- _Work to complete_
In the listing below, find every line with the string "ποιημάτων" and pull it out.

- _Material supplied_
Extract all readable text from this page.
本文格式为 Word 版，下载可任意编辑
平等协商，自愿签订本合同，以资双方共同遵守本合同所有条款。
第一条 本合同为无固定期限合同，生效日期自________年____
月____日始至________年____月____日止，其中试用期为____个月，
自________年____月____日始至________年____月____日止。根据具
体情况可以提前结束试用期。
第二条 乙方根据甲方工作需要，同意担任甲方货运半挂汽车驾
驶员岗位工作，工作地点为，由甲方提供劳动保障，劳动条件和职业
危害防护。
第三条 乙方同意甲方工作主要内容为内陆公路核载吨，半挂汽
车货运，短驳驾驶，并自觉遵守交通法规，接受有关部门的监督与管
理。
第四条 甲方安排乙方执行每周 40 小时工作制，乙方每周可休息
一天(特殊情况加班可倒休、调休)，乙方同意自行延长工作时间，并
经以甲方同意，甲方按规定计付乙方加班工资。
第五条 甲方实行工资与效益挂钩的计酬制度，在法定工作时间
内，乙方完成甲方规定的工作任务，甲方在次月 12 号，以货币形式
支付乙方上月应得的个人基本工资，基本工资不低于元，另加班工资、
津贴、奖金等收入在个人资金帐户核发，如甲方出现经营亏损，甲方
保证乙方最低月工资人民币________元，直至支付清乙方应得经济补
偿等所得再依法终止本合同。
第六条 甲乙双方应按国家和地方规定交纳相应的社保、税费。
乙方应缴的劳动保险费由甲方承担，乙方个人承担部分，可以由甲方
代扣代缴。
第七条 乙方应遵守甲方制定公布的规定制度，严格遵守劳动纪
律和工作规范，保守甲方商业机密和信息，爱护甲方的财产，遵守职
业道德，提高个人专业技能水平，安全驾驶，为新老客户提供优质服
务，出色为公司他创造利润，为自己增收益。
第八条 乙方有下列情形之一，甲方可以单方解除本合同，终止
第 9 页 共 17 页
---
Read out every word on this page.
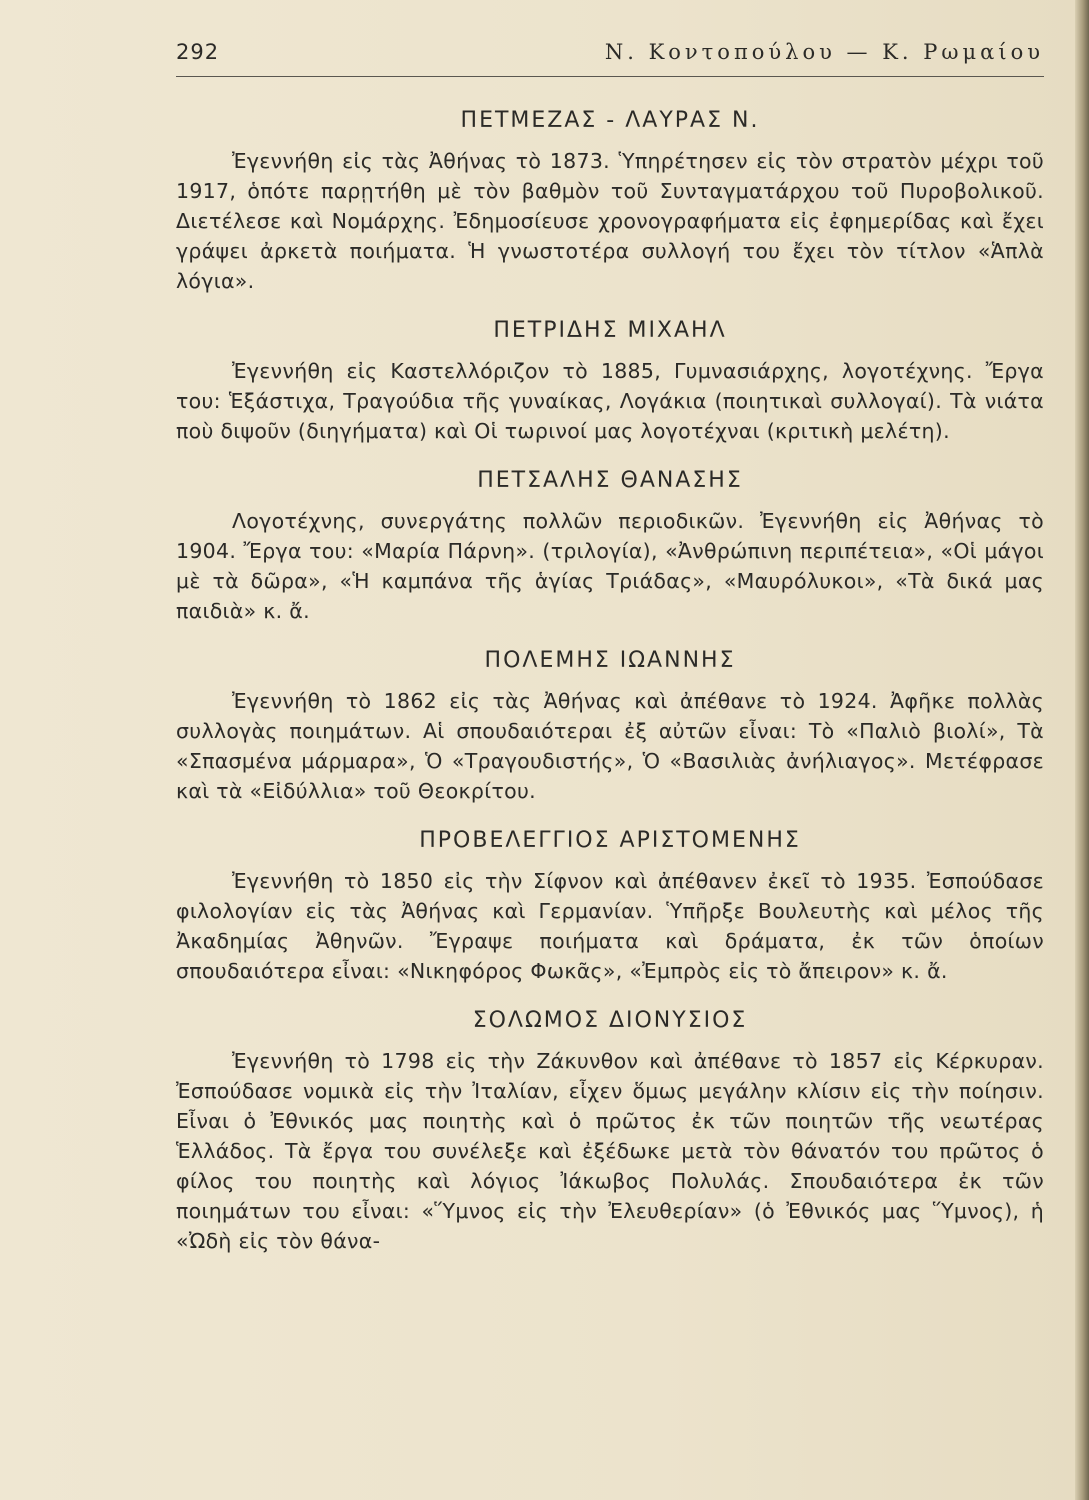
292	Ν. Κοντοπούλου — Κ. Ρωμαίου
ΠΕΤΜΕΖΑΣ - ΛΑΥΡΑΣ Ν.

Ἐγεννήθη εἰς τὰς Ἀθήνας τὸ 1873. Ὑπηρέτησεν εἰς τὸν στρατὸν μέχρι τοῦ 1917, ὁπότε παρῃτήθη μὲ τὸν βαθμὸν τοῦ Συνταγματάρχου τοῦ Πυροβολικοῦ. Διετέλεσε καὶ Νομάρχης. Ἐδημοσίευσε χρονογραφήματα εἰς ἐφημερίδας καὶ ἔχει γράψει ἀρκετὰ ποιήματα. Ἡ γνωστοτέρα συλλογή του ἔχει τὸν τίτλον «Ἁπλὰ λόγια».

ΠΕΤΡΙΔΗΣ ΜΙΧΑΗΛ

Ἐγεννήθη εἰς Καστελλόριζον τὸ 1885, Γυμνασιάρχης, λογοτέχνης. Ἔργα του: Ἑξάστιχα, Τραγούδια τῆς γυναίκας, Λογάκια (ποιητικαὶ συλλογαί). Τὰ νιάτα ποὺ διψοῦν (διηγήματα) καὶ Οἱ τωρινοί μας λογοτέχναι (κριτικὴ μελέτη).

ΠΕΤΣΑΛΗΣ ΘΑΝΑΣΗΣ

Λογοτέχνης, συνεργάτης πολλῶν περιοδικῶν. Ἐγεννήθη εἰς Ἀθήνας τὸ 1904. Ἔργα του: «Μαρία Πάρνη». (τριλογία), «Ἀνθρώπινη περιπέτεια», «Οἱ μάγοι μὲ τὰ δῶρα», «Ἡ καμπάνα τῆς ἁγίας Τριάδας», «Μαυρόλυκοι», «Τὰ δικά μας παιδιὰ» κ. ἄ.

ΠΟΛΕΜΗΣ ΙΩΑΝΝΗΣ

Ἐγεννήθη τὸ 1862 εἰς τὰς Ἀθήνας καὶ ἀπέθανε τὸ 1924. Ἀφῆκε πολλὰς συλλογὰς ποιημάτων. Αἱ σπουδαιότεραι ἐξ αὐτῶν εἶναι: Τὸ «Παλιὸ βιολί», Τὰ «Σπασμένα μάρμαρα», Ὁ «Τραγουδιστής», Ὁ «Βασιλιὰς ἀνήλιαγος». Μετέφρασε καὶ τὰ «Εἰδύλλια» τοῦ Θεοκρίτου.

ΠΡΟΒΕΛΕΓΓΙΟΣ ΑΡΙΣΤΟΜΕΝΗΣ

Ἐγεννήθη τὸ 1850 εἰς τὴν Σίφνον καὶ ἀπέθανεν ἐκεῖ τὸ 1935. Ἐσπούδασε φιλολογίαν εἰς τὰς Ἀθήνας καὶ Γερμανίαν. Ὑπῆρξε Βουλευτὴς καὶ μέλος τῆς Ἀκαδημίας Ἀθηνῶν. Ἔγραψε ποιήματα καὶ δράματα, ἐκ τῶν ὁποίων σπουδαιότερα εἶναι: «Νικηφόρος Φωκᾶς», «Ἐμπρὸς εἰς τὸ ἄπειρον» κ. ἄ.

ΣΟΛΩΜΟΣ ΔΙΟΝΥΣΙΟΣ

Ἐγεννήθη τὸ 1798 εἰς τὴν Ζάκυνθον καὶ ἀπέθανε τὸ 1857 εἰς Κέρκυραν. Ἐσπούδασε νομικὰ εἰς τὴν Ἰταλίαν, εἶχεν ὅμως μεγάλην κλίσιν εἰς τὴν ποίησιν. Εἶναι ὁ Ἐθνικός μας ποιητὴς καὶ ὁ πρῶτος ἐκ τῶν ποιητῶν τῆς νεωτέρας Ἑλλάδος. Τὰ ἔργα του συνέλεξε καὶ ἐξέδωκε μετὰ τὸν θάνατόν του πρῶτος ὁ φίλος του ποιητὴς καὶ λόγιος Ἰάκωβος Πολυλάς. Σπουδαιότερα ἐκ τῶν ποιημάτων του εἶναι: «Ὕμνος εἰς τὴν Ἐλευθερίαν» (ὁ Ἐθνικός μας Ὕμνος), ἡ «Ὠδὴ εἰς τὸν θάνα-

- _Correct answer_
Ἐγεννήθη τὸ 1862 εἰς τὰς Ἀθήνας καὶ ἀπέθανε τὸ 1924. Ἀφῆκε πολλὰς συλλογὰς ποιημάτων. Αἱ σπουδαιότεραι ἐξ αὐτῶν εἶναι: Τὸ «Παλιὸ βιολί», Τὰ «Σπασμένα μάρμαρα», Ὁ «Τραγουδιστής», Ὁ «Βασιλιὰς ἀνήλιαγος». Μετέφρασε καὶ τὰ «Εἰδύλλια» τοῦ Θεοκρίτου.
Ἐγεννήθη τὸ 1798 εἰς τὴν Ζάκυνθον καὶ ἀπέθανε τὸ 1857 εἰς Κέρκυραν. Ἐσπούδασε νομικὰ εἰς τὴν Ἰταλίαν, εἶχεν ὅμως μεγάλην κλίσιν εἰς τὴν ποίησιν. Εἶναι ὁ Ἐθνικός μας ποιητὴς καὶ ὁ πρῶτος ἐκ τῶν ποιητῶν τῆς νεωτέρας Ἑλλάδος. Τὰ ἔργα του συνέλεξε καὶ ἐξέδωκε μετὰ τὸν θάνατόν του πρῶτος ὁ φίλος του ποιητὴς καὶ λόγιος Ἰάκωβος Πολυλάς. Σπουδαιότερα ἐκ τῶν ποιημάτων του εἶναι: «Ὕμνος εἰς τὴν Ἐλευθερίαν» (ὁ Ἐθνικός μας Ὕμνος), ἡ «Ὠδὴ εἰς τὸν θάνα-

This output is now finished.